PROBLEM DETAILS.
Find every line with the word "древняя" and give their count, nothing else.

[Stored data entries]
— begin —

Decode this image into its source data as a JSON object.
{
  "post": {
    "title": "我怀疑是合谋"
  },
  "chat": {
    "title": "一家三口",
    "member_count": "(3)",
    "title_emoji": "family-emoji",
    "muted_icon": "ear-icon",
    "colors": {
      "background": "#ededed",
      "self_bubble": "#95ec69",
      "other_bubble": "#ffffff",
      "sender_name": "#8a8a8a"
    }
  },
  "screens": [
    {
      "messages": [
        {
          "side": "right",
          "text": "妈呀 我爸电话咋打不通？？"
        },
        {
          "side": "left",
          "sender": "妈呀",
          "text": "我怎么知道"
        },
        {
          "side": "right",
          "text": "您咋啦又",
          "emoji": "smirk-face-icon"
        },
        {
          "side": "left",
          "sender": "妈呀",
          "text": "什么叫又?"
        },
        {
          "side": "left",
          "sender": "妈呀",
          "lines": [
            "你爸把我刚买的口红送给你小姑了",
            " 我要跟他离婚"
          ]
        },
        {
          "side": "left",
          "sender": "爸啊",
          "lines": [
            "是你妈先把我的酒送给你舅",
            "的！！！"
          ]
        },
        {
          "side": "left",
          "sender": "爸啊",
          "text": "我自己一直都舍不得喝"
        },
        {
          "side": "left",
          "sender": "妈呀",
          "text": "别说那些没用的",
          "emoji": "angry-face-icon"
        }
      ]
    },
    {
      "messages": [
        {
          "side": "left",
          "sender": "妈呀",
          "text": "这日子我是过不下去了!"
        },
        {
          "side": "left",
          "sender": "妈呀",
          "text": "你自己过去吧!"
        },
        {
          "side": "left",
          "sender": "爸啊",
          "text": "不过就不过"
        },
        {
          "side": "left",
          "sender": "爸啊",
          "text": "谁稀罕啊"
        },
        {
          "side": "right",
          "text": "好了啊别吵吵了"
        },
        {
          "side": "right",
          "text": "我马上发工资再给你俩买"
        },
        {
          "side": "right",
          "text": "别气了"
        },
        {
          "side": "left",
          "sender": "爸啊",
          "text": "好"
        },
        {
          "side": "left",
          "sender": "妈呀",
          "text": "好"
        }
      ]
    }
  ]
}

— end —
— begin —

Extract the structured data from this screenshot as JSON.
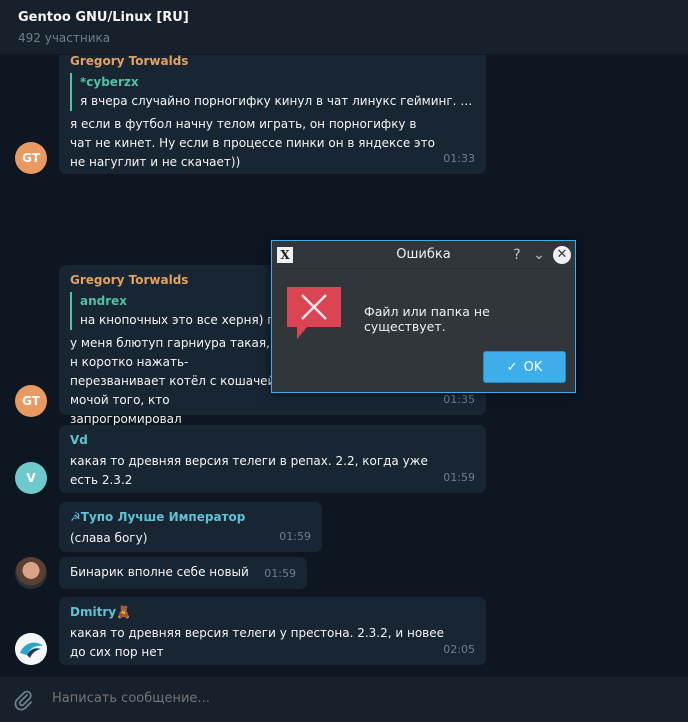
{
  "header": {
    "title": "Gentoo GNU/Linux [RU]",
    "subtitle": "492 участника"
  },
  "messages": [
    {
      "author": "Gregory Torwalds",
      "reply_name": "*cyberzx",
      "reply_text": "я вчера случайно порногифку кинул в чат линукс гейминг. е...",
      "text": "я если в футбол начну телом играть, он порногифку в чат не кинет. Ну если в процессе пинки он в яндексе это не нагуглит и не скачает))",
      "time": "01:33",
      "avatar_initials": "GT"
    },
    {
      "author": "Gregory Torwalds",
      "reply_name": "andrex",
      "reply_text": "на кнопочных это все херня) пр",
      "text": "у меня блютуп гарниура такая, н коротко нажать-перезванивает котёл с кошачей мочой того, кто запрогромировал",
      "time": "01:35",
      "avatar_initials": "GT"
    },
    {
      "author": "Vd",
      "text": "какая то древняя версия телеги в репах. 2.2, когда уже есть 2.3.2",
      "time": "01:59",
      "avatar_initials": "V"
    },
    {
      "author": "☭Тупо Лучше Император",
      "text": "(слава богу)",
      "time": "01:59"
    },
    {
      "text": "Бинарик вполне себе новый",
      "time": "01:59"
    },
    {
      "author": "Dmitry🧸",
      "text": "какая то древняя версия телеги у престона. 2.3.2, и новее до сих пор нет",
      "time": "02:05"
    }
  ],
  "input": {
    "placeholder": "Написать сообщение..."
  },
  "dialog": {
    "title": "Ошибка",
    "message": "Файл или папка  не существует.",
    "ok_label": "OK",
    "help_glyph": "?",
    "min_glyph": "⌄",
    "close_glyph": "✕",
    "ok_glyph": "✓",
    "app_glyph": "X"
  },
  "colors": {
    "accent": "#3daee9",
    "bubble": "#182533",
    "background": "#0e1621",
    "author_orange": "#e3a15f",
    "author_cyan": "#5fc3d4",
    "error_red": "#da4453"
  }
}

— end —

FULL RESPONSE.
2